WHAT TO PRODUCE: Pick out every line holding the string "central" and copy it.
-.-.-
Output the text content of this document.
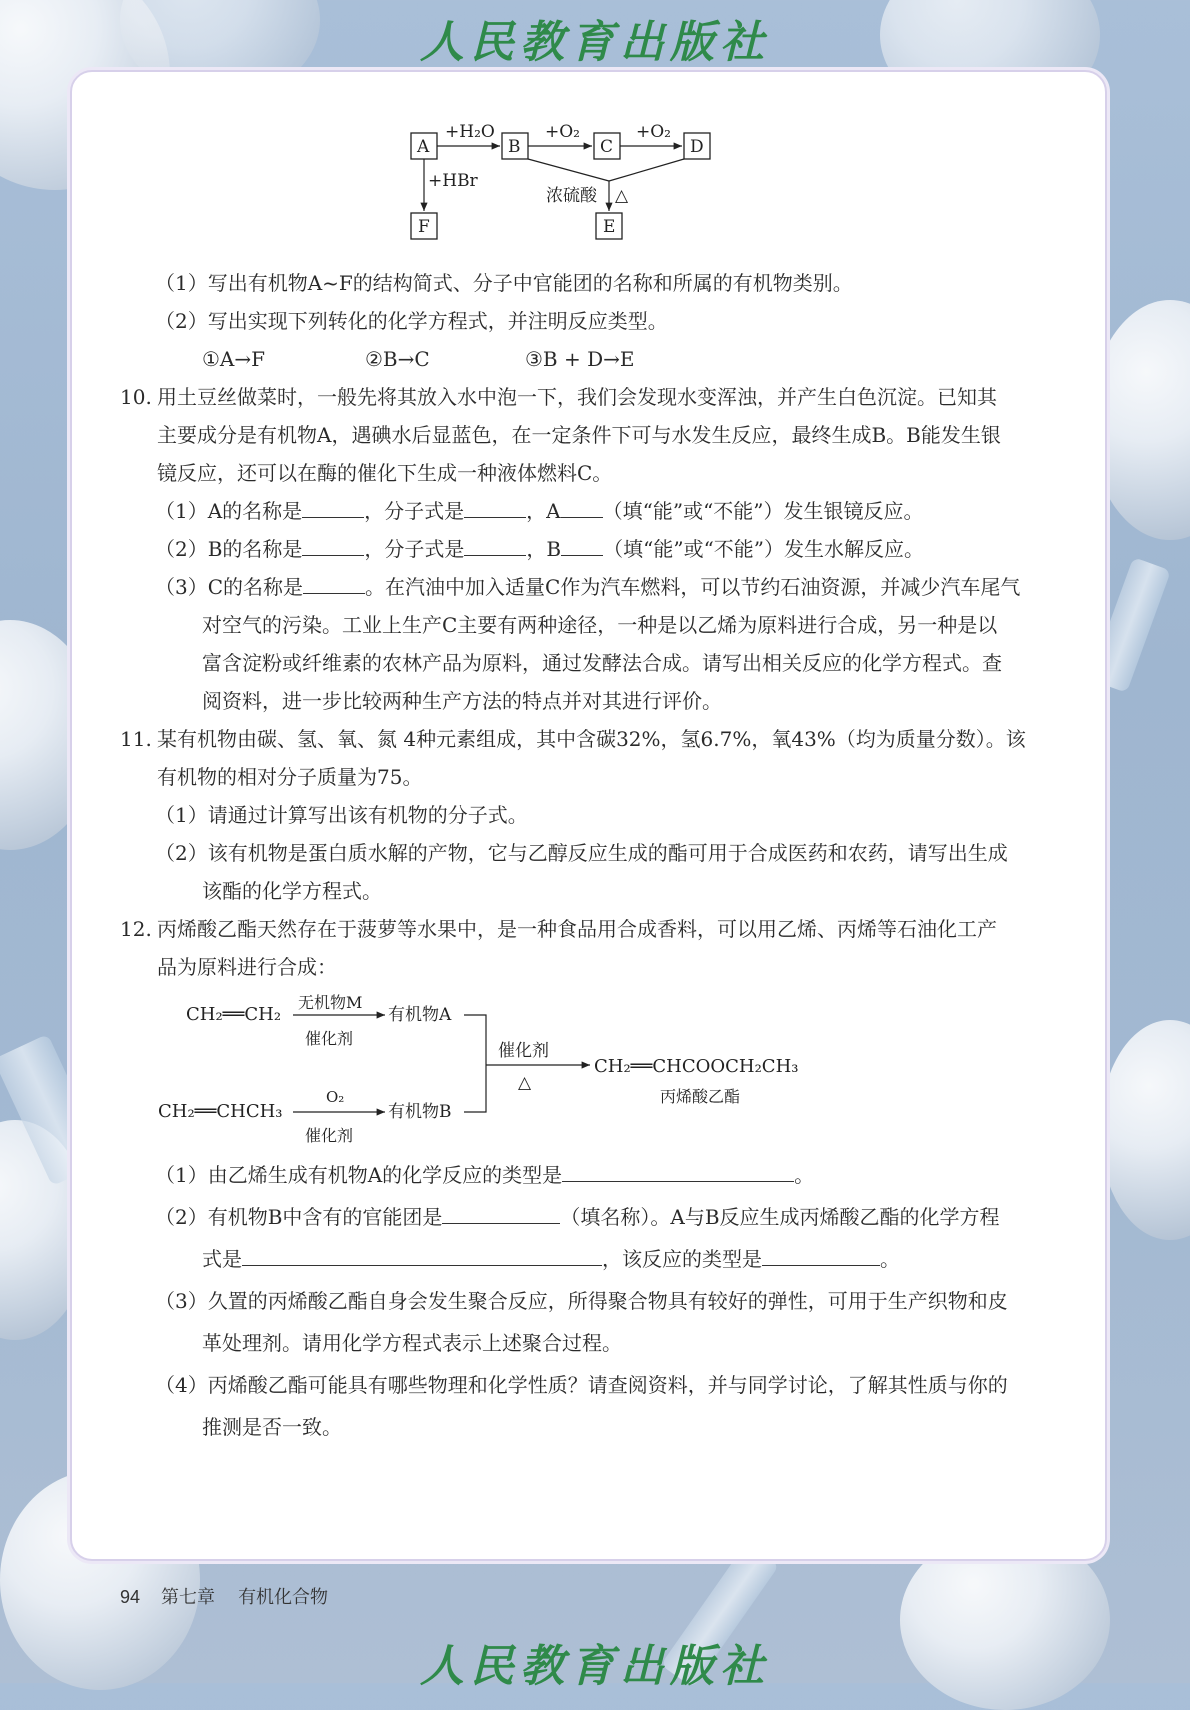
人民教育出版社
A	B	C	D
F	E
+H₂O	+O₂	+O₂
+HBr
浓硫酸 △
（1）写出有机物A~F的结构简式、分子中官能团的名称和所属的有机物类别。
（2）写出实现下列转化的化学方程式，并注明反应类型。
①A→F	②B→C	③B + D→E
10. 用土豆丝做菜时，一般先将其放入水中泡一下，我们会发现水变浑浊，并产生白色沉淀。已知其
主要成分是有机物A，遇碘水后显蓝色，在一定条件下可与水发生反应，最终生成B。B能发生银
镜反应，还可以在酶的催化下生成一种液体燃料C。
（1）A的名称是	，分子式是	，A （填“能”或“不能”）发生银镜反应。
（2）B的名称是	，分子式是	，B （填“能”或“不能”）发生水解反应。
（3）C的名称是	。在汽油中加入适量C作为汽车燃料，可以节约石油资源，并减少汽车尾气
对空气的污染。工业上生产C主要有两种途径，一种是以乙烯为原料进行合成，另一种是以
富含淀粉或纤维素的农林产品为原料，通过发酵法合成。请写出相关反应的化学方程式。查
阅资料，进一步比较两种生产方法的特点并对其进行评价。
11. 某有机物由碳、氢、氧、氮 4种元素组成，其中含碳32%，氢6.7%，氧43%（均为质量分数）。该
有机物的相对分子质量为75。
（1）请通过计算写出该有机物的分子式。
（2）该有机物是蛋白质水解的产物，它与乙醇反应生成的酯可用于合成医药和农药，请写出生成
该酯的化学方程式。
12. 丙烯酸乙酯天然存在于菠萝等水果中，是一种食品用合成香料，可以用乙烯、丙烯等石油化工产
品为原料进行合成：
（1）由乙烯生成有机物A的化学反应的类型是	。
（2）有机物B中含有的官能团是	（填名称）。A与B反应生成丙烯酸乙酯的化学方程
式是	，该反应的类型是	。
（3）久置的丙烯酸乙酯自身会发生聚合反应，所得聚合物具有较好的弹性，可用于生产织物和皮
革处理剂。请用化学方程式表示上述聚合过程。
（4）丙烯酸乙酯可能具有哪些物理和化学性质？请查阅资料，并与同学讨论，了解其性质与你的
推测是否一致。
CH₂══CH₂
无机物M
催化剂
有机物A
CH₂══CHCH₃
O₂
催化剂
有机物B
催化剂
△
CH₂══CHCOOCH₂CH₃
丙烯酸乙酯
人民教育出版社
94 第七章 有机化合物
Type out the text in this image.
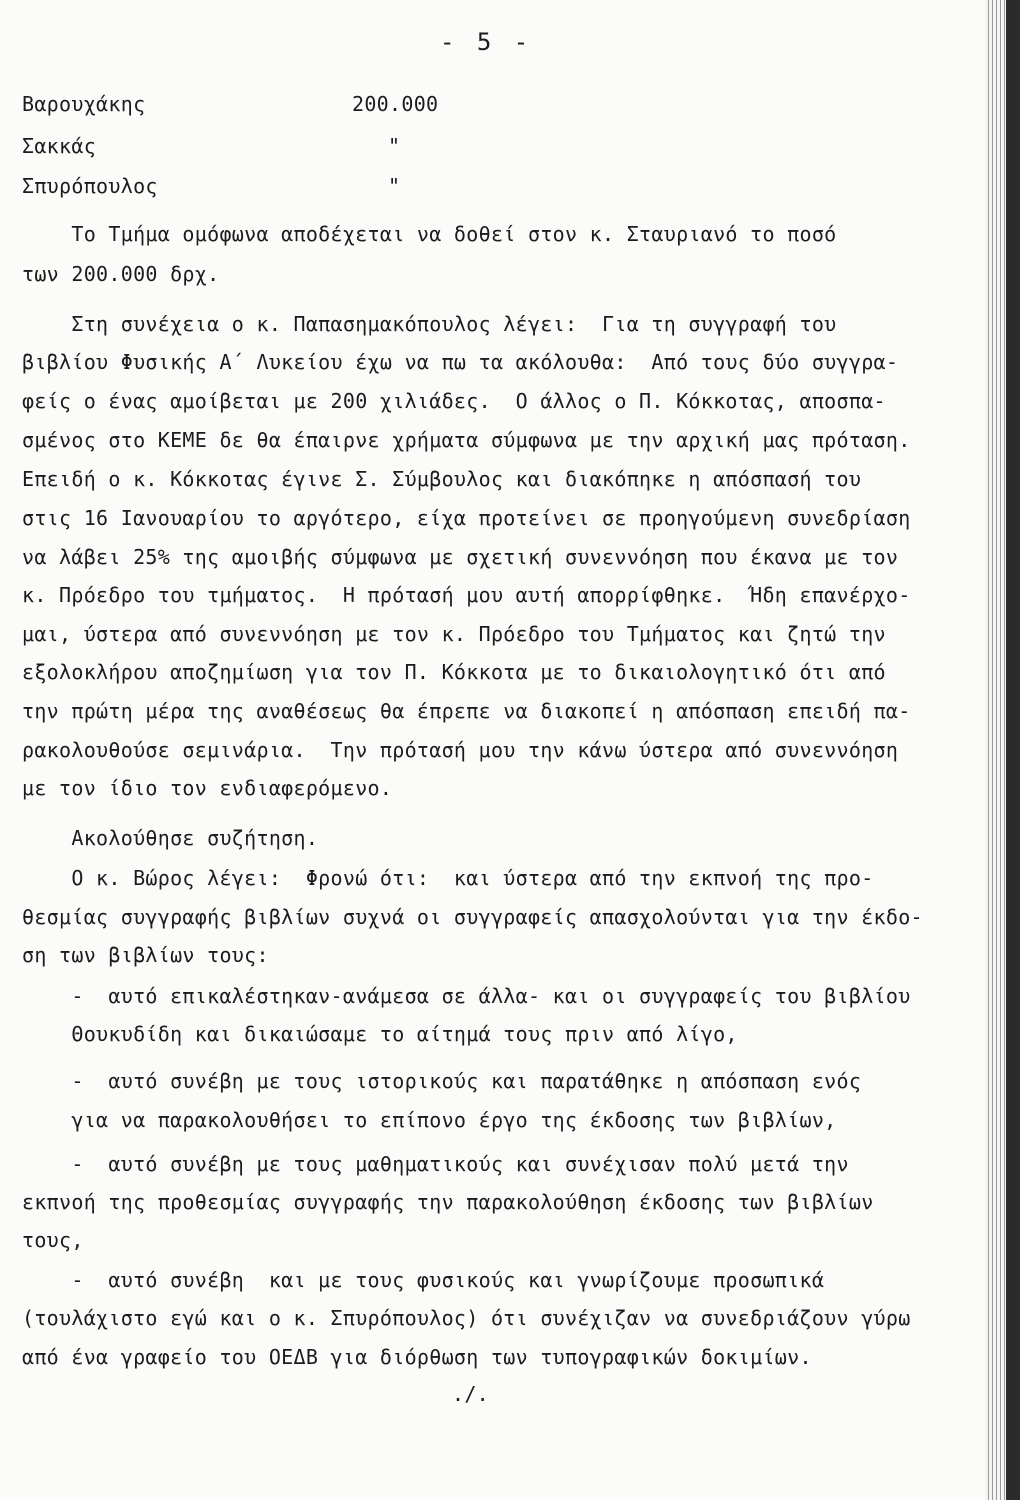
- 5 -
Βαρουχάκης	200.000
Σακκάς	"
Σπυρόπουλος	"
Το Τμήμα ομόφωνα αποδέχεται να δοθεί στον κ. Σταυριανό το ποσό
των 200.000 δρχ.
Στη συνέχεια ο κ. Παπασημακόπουλος λέγει:  Για τη συγγραφή του
βιβλίου Φυσικής Α΄ Λυκείου έχω να πω τα ακόλουθα:  Από τους δύο συγγρα-
φείς ο ένας αμοίβεται με 200 χιλιάδες.  Ο άλλος ο Π. Κόκκοτας, αποσπα-
σμένος στο ΚΕΜΕ δε θα έπαιρνε χρήματα σύμφωνα με την αρχική μας πρόταση.
Επειδή ο κ. Κόκκοτας έγινε Σ. Σύμβουλος και διακόπηκε η απόσπασή του
στις 16 Ιανουαρίου το αργότερο, είχα προτείνει σε προηγούμενη συνεδρίαση
να λάβει 25% της αμοιβής σύμφωνα με σχετική συνεννόηση που έκανα με τον
κ. Πρόεδρο του τμήματος.  Η πρότασή μου αυτή απορρίφθηκε.  Ήδη επανέρχο-
μαι, ύστερα από συνεννόηση με τον κ. Πρόεδρο του Τμήματος και ζητώ την
εξολοκλήρου αποζημίωση για τον Π. Κόκκοτα με το δικαιολογητικό ότι από
την πρώτη μέρα της αναθέσεως θα έπρεπε να διακοπεί η απόσπαση επειδή πα-
ρακολουθούσε σεμινάρια.  Την πρότασή μου την κάνω ύστερα από συνεννόηση
με τον ίδιο τον ενδιαφερόμενο.
Ακολούθησε συζήτηση.
Ο κ. Βώρος λέγει:  Φρονώ ότι:  και ύστερα από την εκπνοή της προ-
θεσμίας συγγραφής βιβλίων συχνά οι συγγραφείς απασχολούνται για την έκδο-
ση των βιβλίων τους:
-  αυτό επικαλέστηκαν-ανάμεσα σε άλλα- και οι συγγραφείς του βιβλίου
Θουκυδίδη και δικαιώσαμε το αίτημά τους πριν από λίγο,
-  αυτό συνέβη με τους ιστορικούς και παρατάθηκε η απόσπαση ενός
για να παρακολουθήσει το επίπονο έργο της έκδοσης των βιβλίων,
-  αυτό συνέβη με τους μαθηματικούς και συνέχισαν πολύ μετά την
εκπνοή της προθεσμίας συγγραφής την παρακολούθηση έκδοσης των βιβλίων
τους,
-  αυτό συνέβη  και με τους φυσικούς και γνωρίζουμε προσωπικά
(τουλάχιστο εγώ και ο κ. Σπυρόπουλος) ότι συνέχιζαν να συνεδριάζουν γύρω
από ένα γραφείο του ΟΕΔΒ για διόρθωση των τυπογραφικών δοκιμίων.
./.
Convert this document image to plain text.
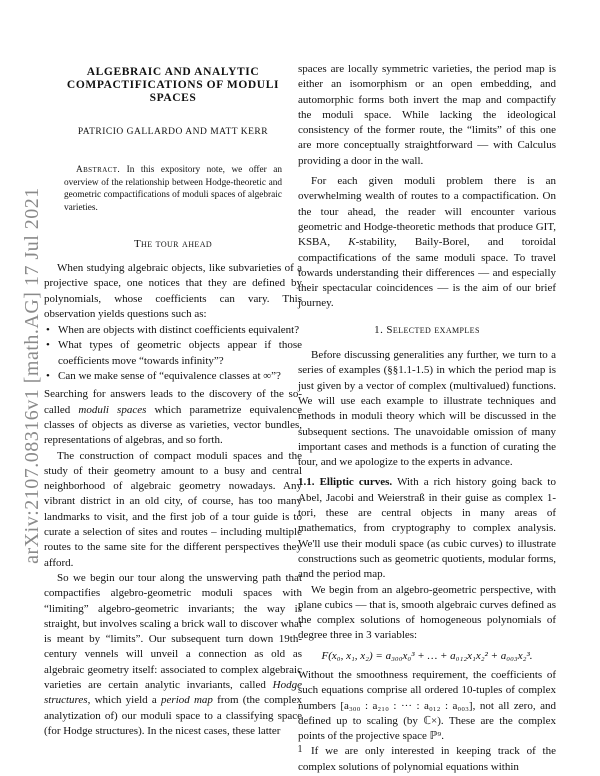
arXiv:2107.08316v1 [math.AG] 17 Jul 2021
ALGEBRAIC AND ANALYTIC COMPACTIFICATIONS OF MODULI SPACES
PATRICIO GALLARDO AND MATT KERR
Abstract. In this expository note, we offer an overview of the relationship between Hodge-theoretic and geometric compactifications of moduli spaces of algebraic varieties.
The tour ahead

When studying algebraic objects, like subvarieties of a projective space, one notices that they are defined by polynomials, whose coefficients can vary. This observation yields questions such as:

• When are objects with distinct coefficients equivalent?
• What types of geometric objects appear if those coefficients move “towards infinity”?
• Can we make sense of “equivalence classes at ∞”?

Searching for answers leads to the discovery of the so-called moduli spaces which parametrize equivalence classes of objects as diverse as varieties, vector bundles, representations of algebras, and so forth.

The construction of compact moduli spaces and the study of their geometry amount to a busy and central neighborhood of algebraic geometry nowadays. Any vibrant district in an old city, of course, has too many landmarks to visit, and the first job of a tour guide is to curate a selection of sites and routes – including multiple routes to the same site for the different perspectives they afford.

So we begin our tour along the unswerving path that compactifies algebro-geometric moduli spaces with “limiting” algebro-geometric invariants; the way is straight, but involves scaling a brick wall to discover what is meant by “limits”. Our subsequent turn down 19th-century vennels will unveil a connection as old as algebraic geometry itself: associated to complex algebraic varieties are certain analytic invariants, called Hodge structures, which yield a period map from (the complex analytization of) our moduli space to a classifying space (for Hodge structures). In the nicest cases, these latter

spaces are locally symmetric varieties, the period map is either an isomorphism or an open embedding, and automorphic forms both invert the map and compactify the moduli space. While lacking the ideological consistency of the former route, the “limits” of this one are more conceptually straightforward — with Calculus providing a door in the wall.

For each given moduli problem there is an overwhelming wealth of routes to a compactification. On the tour ahead, the reader will encounter various geometric and Hodge-theoretic methods that produce GIT, KSBA, K-stability, Baily-Borel, and toroidal compactifications of the same moduli space. To travel towards understanding their differences — and especially their spectacular coincidences — is the aim of our brief journey.

1. Selected examples

Before discussing generalities any further, we turn to a series of examples (§§1.1-1.5) in which the period map is just given by a vector of complex (multivalued) functions. We will use each example to illustrate techniques and methods in moduli theory which will be discussed in the subsequent sections. The unavoidable omission of many important cases and methods is a function of curating the tour, and we apologize to the experts in advance.

1.1. Elliptic curves. With a rich history going back to Abel, Jacobi and Weierstraß in their guise as complex 1-tori, these are central objects in many areas of mathematics, from cryptography to complex analysis. We'll use their moduli space (as cubic curves) to illustrate constructions such as geometric quotients, modular forms, and the period map.

We begin from an algebro-geometric perspective, with plane cubics — that is, smooth algebraic curves defined as the complex solutions of homogeneous polynomials of degree three in 3 variables:

F(x₀, x₁, x₂) = a₃₀₀x₀³ + … + a₀₁₂x₁x₂² + a₀₀₃x₂³.

Without the smoothness requirement, the coefficients of such equations comprise all ordered 10-tuples of complex numbers [a₃₀₀ : a₂₁₀ : ··· : a₀₁₂ : a₀₀₃], not all zero, and defined up to scaling (by ℂ×). These are the complex points of the projective space ℙ⁹.

If we are only interested in keeping track of the complex solutions of polynomial equations within

1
-.-.-
CORRECT ANSWER:
The construction of compact moduli spaces and the study of their geometry amount to a busy and central neighborhood of algebraic geometry nowadays. Any vibrant district in an old city, of course, has too many landmarks to visit, and the first job of a tour guide is to curate a selection of sites and routes – including multiple routes to the same site for the different perspectives they afford.
1.1. Elliptic curves. With a rich history going back to Abel, Jacobi and Weierstraß in their guise as complex 1-tori, these are central objects in many areas of mathematics, from cryptography to complex analysis. We'll use their moduli space (as cubic curves) to illustrate constructions such as geometric quotients, modular forms, and the period map.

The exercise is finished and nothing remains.